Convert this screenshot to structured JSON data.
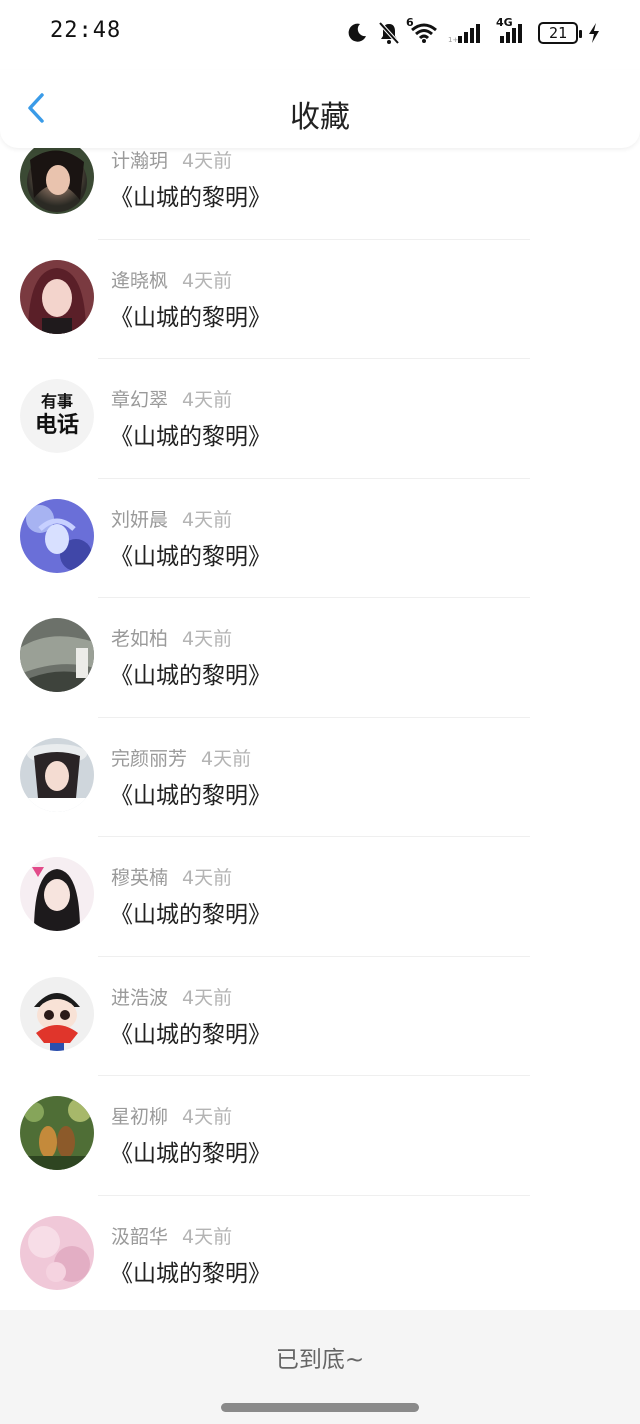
{
  "status": {
    "time": "22:48",
    "battery": "21",
    "icons": [
      "moon-icon",
      "bell-off-icon",
      "wifi-icon",
      "signal-icon",
      "signal-4g-icon",
      "battery-icon",
      "charging-icon"
    ],
    "signal_label": "4G",
    "wifi_label": "6"
  },
  "header": {
    "title": "收藏",
    "back_icon": "chevron-left-icon",
    "accent": "#3a9be8"
  },
  "items": [
    {
      "name": "计瀚玥",
      "time": "4天前",
      "book": "《山城的黎明》"
    },
    {
      "name": "逄晓枫",
      "time": "4天前",
      "book": "《山城的黎明》"
    },
    {
      "name": "章幻翠",
      "time": "4天前",
      "book": "《山城的黎明》",
      "avatar_line1": "有事",
      "avatar_line2": "电话"
    },
    {
      "name": "刘妍晨",
      "time": "4天前",
      "book": "《山城的黎明》"
    },
    {
      "name": "老如柏",
      "time": "4天前",
      "book": "《山城的黎明》"
    },
    {
      "name": "完颜丽芳",
      "time": "4天前",
      "book": "《山城的黎明》"
    },
    {
      "name": "穆英楠",
      "time": "4天前",
      "book": "《山城的黎明》"
    },
    {
      "name": "进浩波",
      "time": "4天前",
      "book": "《山城的黎明》"
    },
    {
      "name": "星初柳",
      "time": "4天前",
      "book": "《山城的黎明》"
    },
    {
      "name": "汲韶华",
      "time": "4天前",
      "book": "《山城的黎明》"
    }
  ],
  "footer": {
    "text": "已到底~"
  }
}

* * * * * * * * *

Please write out all of the material above without changing a word, and omit any pictures.

▸ **Expected output**
Convert this screenshot to structured JSON data.
{
  "status": {
    "time": "22:48",
    "battery": "21",
    "icons": [
      "moon-icon",
      "bell-off-icon",
      "wifi-icon",
      "signal-icon",
      "signal-4g-icon",
      "battery-icon",
      "charging-icon"
    ],
    "signal_label": "4G",
    "wifi_label": "6"
  },
  "header": {
    "title": "收藏",
    "back_icon": "chevron-left-icon",
    "accent": "#3a9be8"
  },
  "items": [
    {
      "name": "计瀚玥",
      "time": "4天前",
      "book": "《山城的黎明》"
    },
    {
      "name": "逄晓枫",
      "time": "4天前",
      "book": "《山城的黎明》"
    },
    {
      "name": "章幻翠",
      "time": "4天前",
      "book": "《山城的黎明》",
      "avatar_line1": "有事",
      "avatar_line2": "电话"
    },
    {
      "name": "刘妍晨",
      "time": "4天前",
      "book": "《山城的黎明》"
    },
    {
      "name": "老如柏",
      "time": "4天前",
      "book": "《山城的黎明》"
    },
    {
      "name": "完颜丽芳",
      "time": "4天前",
      "book": "《山城的黎明》"
    },
    {
      "name": "穆英楠",
      "time": "4天前",
      "book": "《山城的黎明》"
    },
    {
      "name": "进浩波",
      "time": "4天前",
      "book": "《山城的黎明》"
    },
    {
      "name": "星初柳",
      "time": "4天前",
      "book": "《山城的黎明》"
    },
    {
      "name": "汲韶华",
      "time": "4天前",
      "book": "《山城的黎明》"
    }
  ],
  "footer": {
    "text": "已到底~"
  }
}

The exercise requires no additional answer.